→ Given instruction
Look through the data below and report how many lines include "فقام". Only the number should be given.

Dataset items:

---

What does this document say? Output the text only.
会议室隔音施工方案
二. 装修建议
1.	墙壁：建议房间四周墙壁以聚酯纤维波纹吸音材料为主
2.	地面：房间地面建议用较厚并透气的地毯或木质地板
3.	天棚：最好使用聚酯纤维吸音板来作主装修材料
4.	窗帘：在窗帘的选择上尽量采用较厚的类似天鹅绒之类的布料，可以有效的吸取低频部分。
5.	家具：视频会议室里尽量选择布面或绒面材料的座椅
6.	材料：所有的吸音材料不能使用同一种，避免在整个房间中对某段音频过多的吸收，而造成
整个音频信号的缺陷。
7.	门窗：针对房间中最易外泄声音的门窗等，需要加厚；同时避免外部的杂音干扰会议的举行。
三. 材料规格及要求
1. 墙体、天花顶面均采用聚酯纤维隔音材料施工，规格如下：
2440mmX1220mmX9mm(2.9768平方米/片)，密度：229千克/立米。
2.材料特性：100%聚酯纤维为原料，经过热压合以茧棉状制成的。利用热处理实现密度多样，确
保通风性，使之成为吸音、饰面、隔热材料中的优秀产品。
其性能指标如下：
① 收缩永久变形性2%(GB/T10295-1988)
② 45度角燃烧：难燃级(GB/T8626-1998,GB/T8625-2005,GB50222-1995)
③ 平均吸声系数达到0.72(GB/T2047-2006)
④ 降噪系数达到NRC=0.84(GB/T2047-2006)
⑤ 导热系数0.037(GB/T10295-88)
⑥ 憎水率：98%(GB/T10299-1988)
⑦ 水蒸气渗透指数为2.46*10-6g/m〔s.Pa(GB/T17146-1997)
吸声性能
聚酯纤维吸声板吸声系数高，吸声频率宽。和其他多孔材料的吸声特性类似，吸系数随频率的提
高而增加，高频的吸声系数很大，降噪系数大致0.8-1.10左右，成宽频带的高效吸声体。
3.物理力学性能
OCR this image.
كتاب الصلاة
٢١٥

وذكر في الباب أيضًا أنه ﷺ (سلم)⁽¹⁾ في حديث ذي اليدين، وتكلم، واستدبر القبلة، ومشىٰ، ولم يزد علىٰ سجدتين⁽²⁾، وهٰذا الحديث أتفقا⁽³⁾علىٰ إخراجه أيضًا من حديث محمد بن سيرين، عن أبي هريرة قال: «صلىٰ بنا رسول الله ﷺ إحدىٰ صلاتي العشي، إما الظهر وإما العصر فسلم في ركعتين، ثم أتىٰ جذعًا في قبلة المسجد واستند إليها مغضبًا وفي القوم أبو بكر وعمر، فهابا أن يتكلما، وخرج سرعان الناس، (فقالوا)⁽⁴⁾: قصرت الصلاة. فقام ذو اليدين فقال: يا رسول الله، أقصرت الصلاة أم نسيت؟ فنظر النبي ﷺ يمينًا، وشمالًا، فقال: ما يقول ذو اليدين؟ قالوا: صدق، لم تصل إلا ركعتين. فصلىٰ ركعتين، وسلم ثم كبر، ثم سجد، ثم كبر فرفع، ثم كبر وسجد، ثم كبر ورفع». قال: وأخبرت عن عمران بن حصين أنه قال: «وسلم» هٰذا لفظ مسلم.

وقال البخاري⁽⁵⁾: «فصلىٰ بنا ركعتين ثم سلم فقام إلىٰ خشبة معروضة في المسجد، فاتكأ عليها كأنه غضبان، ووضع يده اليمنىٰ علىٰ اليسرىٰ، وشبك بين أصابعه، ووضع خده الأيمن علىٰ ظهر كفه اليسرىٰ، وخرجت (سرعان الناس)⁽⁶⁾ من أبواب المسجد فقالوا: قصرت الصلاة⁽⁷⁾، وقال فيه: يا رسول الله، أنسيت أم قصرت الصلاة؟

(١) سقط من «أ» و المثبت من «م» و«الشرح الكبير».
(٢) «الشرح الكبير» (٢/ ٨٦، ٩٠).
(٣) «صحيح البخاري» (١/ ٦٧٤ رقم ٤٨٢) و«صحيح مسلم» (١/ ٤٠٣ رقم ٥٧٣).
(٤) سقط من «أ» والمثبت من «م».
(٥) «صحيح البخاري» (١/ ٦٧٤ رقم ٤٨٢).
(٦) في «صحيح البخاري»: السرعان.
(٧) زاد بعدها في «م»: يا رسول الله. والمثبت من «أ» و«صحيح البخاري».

---

→ Written reply
2